[Start of Available data]

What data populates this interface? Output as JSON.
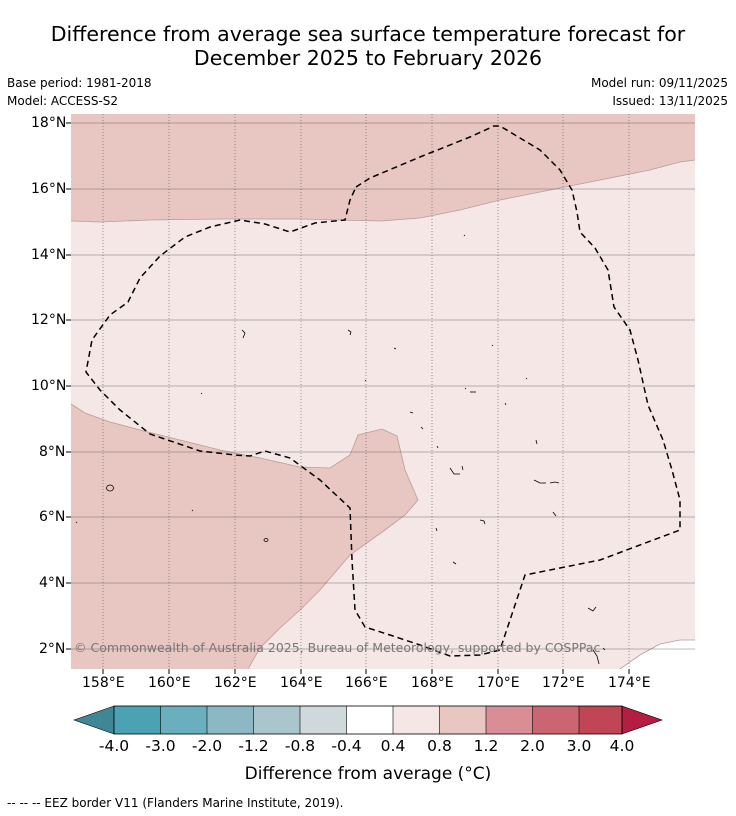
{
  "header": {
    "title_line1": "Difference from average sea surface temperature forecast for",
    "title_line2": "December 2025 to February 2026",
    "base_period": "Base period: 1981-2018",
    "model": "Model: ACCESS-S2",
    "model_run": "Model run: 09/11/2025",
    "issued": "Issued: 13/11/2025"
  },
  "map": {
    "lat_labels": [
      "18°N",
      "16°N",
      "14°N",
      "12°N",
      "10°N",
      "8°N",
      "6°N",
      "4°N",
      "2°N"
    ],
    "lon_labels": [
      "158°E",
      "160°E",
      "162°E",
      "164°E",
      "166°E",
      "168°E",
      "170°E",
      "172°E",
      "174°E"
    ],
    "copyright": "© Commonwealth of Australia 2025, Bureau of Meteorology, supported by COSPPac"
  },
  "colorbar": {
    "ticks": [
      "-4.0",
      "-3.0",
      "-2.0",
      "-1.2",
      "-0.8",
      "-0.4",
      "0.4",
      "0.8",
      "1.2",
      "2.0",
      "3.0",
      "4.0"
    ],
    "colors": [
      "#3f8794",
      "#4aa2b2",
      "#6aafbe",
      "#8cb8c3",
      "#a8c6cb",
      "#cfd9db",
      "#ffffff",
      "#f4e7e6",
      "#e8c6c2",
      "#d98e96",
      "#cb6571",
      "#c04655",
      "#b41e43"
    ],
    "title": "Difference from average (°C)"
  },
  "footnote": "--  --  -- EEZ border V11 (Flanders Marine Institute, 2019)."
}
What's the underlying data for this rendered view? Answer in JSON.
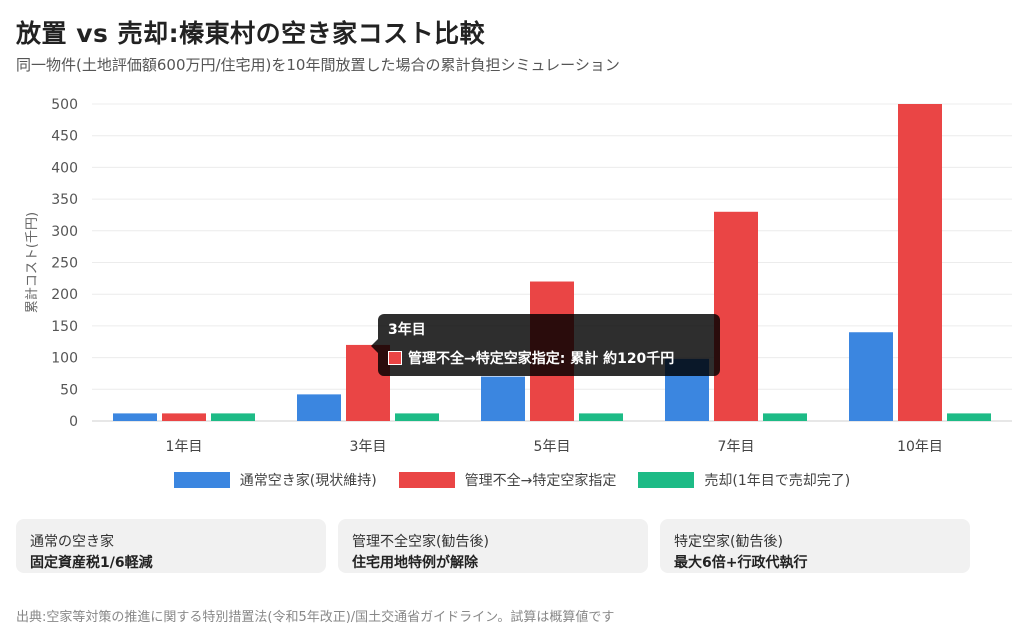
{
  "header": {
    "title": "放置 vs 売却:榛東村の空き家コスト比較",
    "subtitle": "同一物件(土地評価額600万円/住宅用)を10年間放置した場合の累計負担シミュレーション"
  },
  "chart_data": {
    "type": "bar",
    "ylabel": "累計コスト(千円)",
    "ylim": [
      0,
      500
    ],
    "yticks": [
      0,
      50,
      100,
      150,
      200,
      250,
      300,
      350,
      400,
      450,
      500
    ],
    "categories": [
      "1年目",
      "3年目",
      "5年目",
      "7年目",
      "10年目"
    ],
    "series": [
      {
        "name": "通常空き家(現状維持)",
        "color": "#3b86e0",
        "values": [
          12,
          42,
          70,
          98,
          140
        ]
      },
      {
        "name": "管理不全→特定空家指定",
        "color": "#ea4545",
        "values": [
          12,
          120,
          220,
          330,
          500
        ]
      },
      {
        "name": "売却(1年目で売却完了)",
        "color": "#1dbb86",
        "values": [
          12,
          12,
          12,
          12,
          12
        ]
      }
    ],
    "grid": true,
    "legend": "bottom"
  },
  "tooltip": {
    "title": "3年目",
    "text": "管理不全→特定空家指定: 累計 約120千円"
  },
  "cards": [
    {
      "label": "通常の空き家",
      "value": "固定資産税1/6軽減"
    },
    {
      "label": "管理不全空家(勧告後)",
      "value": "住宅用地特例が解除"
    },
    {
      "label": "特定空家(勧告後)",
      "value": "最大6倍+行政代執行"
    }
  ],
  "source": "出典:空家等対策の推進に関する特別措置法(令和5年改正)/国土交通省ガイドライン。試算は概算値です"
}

[End of Available data]
[Start of Available data]

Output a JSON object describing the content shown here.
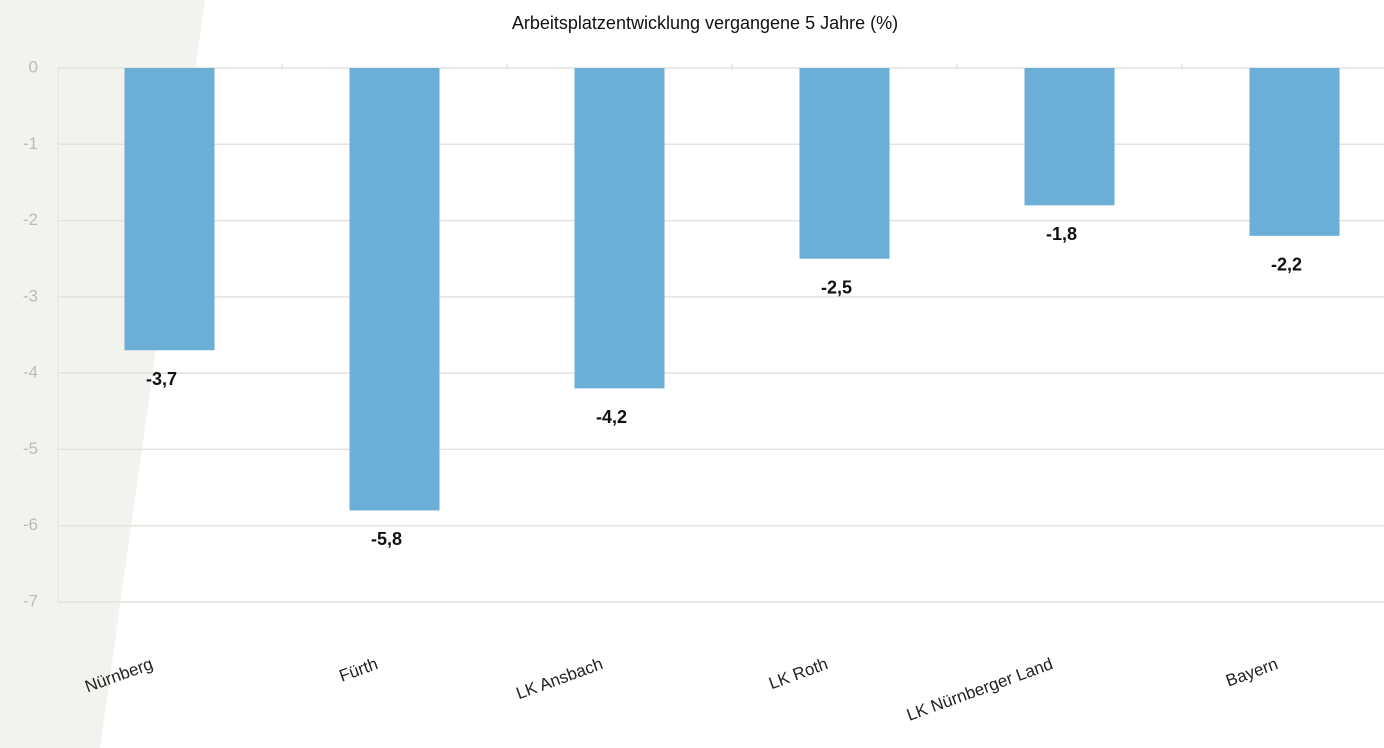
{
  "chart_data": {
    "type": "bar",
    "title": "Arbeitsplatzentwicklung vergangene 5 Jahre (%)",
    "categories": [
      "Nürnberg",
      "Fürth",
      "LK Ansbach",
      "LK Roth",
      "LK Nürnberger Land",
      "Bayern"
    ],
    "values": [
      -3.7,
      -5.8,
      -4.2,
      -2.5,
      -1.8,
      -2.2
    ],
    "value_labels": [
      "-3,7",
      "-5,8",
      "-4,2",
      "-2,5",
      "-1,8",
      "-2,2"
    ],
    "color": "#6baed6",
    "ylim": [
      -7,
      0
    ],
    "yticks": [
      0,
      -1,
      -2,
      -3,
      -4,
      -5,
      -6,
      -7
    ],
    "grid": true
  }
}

[End of Available data]

What to work on: Scan the listing above. Collect all lines with the word "from".

Exercise result:
    "title_line1": "Difference from average sea surface temperature forecast for",
    "title": "Difference from average (°C)"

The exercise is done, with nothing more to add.